**What to work on:**
Work through the data line by line, gathering every line that has the word "hacia".

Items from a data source
========

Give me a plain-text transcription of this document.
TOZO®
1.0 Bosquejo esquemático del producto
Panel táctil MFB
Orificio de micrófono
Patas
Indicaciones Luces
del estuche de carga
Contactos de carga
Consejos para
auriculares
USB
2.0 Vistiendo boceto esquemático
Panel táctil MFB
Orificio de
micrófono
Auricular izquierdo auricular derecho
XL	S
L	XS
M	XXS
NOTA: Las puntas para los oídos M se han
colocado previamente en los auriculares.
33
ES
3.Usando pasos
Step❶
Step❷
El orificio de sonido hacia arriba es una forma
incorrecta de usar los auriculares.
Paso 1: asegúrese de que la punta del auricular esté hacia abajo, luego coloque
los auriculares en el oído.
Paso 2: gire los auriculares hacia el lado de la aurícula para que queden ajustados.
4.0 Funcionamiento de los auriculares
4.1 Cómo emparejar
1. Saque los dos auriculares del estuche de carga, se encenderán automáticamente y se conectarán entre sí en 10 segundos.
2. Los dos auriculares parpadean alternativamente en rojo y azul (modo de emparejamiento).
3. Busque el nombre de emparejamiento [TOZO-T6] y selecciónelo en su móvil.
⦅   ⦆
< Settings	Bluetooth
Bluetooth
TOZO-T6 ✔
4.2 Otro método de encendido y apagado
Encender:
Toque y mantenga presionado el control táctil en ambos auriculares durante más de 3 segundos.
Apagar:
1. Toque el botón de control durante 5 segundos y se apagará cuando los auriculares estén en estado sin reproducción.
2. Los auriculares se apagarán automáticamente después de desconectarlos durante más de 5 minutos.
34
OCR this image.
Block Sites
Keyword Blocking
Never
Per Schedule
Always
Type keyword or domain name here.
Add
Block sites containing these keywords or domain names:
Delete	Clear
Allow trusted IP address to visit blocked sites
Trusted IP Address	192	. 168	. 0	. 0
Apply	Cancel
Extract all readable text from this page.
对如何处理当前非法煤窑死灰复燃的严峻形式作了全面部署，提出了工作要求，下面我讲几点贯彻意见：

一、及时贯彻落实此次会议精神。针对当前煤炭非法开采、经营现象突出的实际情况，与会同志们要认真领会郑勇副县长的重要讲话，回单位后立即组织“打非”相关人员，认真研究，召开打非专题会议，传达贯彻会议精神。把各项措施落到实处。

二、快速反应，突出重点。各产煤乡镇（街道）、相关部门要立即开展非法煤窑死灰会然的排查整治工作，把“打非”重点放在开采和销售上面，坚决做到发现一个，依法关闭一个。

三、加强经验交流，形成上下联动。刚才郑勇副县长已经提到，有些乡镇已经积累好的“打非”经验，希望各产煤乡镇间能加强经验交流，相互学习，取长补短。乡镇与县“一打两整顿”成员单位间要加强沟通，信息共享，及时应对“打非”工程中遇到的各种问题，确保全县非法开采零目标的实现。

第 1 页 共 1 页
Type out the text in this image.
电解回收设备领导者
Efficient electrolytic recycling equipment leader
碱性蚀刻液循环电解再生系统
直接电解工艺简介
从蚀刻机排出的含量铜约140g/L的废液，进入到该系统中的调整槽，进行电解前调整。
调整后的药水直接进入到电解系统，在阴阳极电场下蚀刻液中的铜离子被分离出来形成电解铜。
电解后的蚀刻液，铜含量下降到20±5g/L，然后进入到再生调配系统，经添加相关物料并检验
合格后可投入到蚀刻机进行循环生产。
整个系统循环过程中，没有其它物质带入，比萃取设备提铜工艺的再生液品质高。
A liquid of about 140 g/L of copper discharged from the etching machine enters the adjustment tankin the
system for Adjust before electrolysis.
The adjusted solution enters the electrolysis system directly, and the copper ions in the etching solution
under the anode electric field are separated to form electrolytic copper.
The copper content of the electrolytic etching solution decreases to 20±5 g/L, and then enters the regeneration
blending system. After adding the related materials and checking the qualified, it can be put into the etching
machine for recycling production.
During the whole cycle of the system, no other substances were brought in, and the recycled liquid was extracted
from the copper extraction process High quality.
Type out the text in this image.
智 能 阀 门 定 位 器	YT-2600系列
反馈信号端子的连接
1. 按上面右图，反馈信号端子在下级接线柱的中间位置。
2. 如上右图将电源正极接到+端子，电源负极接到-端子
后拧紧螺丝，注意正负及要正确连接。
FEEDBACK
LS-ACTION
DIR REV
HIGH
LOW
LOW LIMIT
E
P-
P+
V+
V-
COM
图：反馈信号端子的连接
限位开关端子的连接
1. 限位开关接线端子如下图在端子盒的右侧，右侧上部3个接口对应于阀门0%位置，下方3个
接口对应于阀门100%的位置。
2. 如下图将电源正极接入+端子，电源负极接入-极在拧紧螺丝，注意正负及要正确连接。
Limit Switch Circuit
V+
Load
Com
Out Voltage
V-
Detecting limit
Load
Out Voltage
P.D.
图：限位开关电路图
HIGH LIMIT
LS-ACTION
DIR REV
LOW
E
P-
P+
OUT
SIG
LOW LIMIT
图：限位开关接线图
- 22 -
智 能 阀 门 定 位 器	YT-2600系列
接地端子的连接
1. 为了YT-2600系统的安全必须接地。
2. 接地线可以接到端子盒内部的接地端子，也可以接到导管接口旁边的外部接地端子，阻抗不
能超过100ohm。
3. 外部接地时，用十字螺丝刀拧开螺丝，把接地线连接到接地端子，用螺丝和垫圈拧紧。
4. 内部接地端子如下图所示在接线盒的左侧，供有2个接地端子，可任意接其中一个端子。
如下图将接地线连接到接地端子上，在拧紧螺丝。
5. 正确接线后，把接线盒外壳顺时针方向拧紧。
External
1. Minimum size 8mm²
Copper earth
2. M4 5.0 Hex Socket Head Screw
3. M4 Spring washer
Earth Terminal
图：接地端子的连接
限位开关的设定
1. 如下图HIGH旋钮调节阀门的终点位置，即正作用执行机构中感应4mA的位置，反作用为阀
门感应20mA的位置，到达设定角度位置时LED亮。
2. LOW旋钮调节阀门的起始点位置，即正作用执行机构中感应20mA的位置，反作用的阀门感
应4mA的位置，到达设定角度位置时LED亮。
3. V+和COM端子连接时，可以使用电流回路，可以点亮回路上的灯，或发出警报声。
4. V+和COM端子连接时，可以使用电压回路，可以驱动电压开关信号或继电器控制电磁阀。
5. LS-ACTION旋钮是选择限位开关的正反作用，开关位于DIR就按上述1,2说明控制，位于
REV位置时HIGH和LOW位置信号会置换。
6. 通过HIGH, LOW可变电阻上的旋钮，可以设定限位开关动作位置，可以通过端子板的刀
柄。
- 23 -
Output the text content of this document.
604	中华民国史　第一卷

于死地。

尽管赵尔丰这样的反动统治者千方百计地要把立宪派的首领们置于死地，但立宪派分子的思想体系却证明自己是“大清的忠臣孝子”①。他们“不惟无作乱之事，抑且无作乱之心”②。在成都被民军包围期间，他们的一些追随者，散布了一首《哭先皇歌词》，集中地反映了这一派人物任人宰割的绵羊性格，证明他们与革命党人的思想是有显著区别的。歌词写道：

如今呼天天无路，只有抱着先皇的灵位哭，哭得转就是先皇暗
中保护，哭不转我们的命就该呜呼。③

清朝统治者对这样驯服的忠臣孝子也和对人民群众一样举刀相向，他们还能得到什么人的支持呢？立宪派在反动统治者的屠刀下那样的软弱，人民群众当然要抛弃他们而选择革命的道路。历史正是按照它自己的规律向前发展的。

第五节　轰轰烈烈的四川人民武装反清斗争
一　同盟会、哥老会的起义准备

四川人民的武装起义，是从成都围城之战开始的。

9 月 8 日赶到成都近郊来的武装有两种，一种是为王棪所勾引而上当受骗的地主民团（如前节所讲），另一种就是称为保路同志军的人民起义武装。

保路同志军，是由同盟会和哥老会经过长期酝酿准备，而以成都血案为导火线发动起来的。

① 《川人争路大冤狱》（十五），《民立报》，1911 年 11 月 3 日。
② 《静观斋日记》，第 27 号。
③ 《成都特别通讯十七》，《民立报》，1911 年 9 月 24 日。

========

**Response:**
El orificio de sonido hacia arriba es una forma
Paso 1: asegúrese de que la punta del auricular esté hacia abajo, luego coloque
Paso 2: gire los auriculares hacia el lado de la aurícula para que queden ajustados.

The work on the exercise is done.